El viento frío corta sus manos, sus mejillas y las esperanzas de que venga Santa Claus.

Castaños, COAH.-El viento frío corta sus manos, sus mejillas y las esperanzas de que venga Santa Claus, Verónica de 5 años mira cómo su madre María del Rosario cocina en una vieja chimenea improvisada con pedazos de bloques y un triste comal, albergadas en una humilde vivienda hecha de lámina, madera y cartón, mientras que el aíre se cuela por los huecos. “Aquí no hay Navidad, lo que le pido a Dios para mis hijos es salud”, dice la madre mientras no deja de palotear.

Comienzan los estragos del frío para las familias humildes que habitan en sectores alejados de la cabecera municipal, esta es la historia de la familia Guerrero Barrientos conformada por la señora María del Refugio, su hijo mayor francisco Javier de 17 años de edad, Cristina de 9, Rosa Esmeralda de 7 y la pequeña Verónica de 5 años de edad.
▬▬▬▬▬▬
_Aplica lo leído_.
a. Enumera los materiales de los que está hecha la vivienda en la nota sobre la familia de Castaños.
b. Escribe la continuación de la nota sobre la familia de Castaños a partir de su última oración.
Los registros no hacen falta aquí.

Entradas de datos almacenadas
▬▬▬▬▬▬
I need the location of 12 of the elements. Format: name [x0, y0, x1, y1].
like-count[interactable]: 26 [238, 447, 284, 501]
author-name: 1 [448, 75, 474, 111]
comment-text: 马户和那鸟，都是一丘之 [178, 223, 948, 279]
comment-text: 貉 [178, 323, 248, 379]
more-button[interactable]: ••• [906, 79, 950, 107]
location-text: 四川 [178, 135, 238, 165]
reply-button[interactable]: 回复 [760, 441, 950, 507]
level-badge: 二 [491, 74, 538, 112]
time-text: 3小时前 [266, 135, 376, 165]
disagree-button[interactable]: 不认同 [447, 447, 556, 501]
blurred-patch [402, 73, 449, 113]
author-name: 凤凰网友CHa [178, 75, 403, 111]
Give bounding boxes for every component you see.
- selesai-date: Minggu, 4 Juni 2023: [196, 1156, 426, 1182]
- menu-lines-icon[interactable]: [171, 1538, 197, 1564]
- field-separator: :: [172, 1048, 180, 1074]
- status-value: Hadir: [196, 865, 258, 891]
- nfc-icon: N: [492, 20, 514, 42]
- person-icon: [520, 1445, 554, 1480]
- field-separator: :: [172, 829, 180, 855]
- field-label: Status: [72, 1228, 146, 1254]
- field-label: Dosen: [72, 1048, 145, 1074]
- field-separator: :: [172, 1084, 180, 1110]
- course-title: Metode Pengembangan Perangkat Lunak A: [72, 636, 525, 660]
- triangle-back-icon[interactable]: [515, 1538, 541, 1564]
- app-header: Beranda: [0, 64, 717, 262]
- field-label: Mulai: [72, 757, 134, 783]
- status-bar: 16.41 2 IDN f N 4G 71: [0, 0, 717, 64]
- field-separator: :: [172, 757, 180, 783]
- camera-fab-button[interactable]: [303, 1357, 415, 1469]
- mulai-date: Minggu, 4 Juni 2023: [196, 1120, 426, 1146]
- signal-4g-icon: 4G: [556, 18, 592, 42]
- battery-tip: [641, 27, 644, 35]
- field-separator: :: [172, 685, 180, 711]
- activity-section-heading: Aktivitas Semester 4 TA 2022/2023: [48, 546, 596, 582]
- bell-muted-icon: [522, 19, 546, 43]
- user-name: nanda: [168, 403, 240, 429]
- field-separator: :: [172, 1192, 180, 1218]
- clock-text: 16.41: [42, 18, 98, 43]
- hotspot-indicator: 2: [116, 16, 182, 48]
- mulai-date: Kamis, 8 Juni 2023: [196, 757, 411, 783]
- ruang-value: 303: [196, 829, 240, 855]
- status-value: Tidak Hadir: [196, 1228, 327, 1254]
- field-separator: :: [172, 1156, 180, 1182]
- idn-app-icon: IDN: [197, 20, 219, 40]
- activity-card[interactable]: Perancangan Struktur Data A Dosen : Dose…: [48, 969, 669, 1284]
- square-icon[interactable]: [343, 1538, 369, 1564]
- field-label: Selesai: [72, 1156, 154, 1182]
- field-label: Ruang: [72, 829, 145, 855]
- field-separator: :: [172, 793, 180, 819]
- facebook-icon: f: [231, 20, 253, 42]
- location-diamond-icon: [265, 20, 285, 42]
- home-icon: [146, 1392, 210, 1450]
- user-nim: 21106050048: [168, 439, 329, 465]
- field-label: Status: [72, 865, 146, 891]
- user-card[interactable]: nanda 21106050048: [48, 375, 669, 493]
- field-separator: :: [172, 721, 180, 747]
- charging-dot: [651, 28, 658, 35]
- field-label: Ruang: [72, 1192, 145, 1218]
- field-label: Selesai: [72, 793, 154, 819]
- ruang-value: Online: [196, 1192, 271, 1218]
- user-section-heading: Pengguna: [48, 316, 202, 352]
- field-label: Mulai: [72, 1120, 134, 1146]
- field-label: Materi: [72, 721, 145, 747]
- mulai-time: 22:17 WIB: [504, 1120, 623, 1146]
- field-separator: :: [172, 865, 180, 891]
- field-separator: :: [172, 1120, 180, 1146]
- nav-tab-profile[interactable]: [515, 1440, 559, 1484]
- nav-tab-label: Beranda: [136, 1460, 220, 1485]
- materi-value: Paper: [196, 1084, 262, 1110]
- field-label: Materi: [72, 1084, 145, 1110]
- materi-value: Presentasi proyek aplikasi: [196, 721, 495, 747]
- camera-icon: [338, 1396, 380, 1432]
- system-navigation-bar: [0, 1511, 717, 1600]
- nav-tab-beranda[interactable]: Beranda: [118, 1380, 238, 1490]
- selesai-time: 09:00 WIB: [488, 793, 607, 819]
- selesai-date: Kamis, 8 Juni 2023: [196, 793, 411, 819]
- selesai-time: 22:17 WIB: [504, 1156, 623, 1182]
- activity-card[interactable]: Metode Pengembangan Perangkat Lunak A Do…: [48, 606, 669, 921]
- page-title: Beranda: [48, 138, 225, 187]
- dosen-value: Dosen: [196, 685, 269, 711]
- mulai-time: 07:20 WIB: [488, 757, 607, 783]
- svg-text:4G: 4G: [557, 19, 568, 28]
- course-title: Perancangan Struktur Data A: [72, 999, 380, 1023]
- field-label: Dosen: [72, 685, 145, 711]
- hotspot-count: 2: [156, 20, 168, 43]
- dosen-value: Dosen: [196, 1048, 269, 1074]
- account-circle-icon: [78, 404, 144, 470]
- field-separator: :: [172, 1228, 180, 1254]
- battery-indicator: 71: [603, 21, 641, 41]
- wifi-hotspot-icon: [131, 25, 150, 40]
▬▬▬▬▬▬
_Respuestas por número_.
a. Lámina, madera y cartón.

b.
Su vivienda ubicada en la calle Tlatelolco sin número de la colonia Emiliano Zapata, son las diez de la mañana, a lo lejos se observa humo de la chimenea de un pequeño hogar, lo que anuncia que hay gente adentro del lugar.

Una puerta construida de tarimas, es la entrada a la vivienda de la señora María del Refugio, “Dios la bendiga, pase a su casa” es como reciben a representantes de Periódico La Voz, mientras realiza el desayuno para sus dos hijos, Francisco de 17 años y la pequeña Verónica de cinco. Unas ricas tortillas de harina, huevito con chorizo y un café calientito, es lo que ese día desayunaron, mientras sus otras dos hijas Cristina y Rosa Esmeralda se encontraban tomando clases en la primaria Margarita Maza de Juárez.

Un día para la familia de María del Refugio es despertar a las seis de la mañana, preparar el lonche para sus hijas, alistarlas y partir rumbo a la escuela, que se ubica a un kilómetro de distancia de su hogar y sin importar las inclemencias del tiempo las pequeñas tienen que asistir a cumplir con sus estudios.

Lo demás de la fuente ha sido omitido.